> **WHAT THE TASK REQUIRES**: Your task is to output the entries below word for word.
____
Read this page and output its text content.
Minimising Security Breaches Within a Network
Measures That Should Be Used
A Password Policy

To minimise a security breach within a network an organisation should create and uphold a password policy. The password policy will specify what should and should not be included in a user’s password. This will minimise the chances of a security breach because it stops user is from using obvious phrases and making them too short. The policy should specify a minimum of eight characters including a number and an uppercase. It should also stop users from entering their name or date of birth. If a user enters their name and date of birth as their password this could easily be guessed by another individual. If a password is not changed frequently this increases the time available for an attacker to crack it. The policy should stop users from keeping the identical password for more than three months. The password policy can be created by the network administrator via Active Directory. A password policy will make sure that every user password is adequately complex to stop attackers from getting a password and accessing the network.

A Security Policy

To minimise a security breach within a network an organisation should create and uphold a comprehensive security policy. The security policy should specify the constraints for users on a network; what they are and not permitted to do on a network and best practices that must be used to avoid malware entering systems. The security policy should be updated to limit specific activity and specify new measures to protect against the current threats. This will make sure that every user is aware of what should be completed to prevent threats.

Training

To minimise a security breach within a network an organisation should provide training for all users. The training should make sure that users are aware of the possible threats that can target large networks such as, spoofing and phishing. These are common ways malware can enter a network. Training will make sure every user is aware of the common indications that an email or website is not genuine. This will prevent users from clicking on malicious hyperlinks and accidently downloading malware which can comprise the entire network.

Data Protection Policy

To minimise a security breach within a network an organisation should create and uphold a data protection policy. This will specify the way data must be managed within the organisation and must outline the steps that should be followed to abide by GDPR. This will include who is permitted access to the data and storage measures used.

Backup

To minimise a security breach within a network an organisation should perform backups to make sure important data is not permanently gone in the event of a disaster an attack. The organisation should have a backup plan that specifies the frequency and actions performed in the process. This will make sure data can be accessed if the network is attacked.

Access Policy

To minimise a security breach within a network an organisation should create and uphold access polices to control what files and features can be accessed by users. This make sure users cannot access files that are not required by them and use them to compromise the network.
____
> **RESULT FOR THIS EXERCISE**:
Read this page and output its text content.
Minimising Security Breaches Within a Network
Measures That Should Be Used
A Password Policy

To minimise a security breach within a network an organisation should create and uphold a password policy. The password policy will specify what should and should not be included in a user’s password. This will minimise the chances of a security breach because it stops user is from using obvious phrases and making them too short. The policy should specify a minimum of eight characters including a number and an uppercase. It should also stop users from entering their name or date of birth. If a user enters their name and date of birth as their password this could easily be guessed by another individual. If a password is not changed frequently this increases the time available for an attacker to crack it. The policy should stop users from keeping the identical password for more than three months. The password policy can be created by the network administrator via Active Directory. A password policy will make sure that every user password is adequately complex to stop attackers from getting a password and accessing the network.

A Security Policy

To minimise a security breach within a network an organisation should create and uphold a comprehensive security policy. The security policy should specify the constraints for users on a network; what they are and not permitted to do on a network and best practices that must be used to avoid malware entering systems. The security policy should be updated to limit specific activity and specify new measures to protect against the current threats. This will make sure that every user is aware of what should be completed to prevent threats.

Training

To minimise a security breach within a network an organisation should provide training for all users. The training should make sure that users are aware of the possible threats that can target large networks such as, spoofing and phishing. These are common ways malware can enter a network. Training will make sure every user is aware of the common indications that an email or website is not genuine. This will prevent users from clicking on malicious hyperlinks and accidently downloading malware which can comprise the entire network.

Data Protection Policy

To minimise a security breach within a network an organisation should create and uphold a data protection policy. This will specify the way data must be managed within the organisation and must outline the steps that should be followed to abide by GDPR. This will include who is permitted access to the data and storage measures used.

Backup

To minimise a security breach within a network an organisation should perform backups to make sure important data is not permanently gone in the event of a disaster an attack. The organisation should have a backup plan that specifies the frequency and actions performed in the process. This will make sure data can be accessed if the network is attacked.

Access Policy

To minimise a security breach within a network an organisation should create and uphold access polices to control what files and features can be accessed by users. This make sure users cannot access files that are not required by them and use them to compromise the network.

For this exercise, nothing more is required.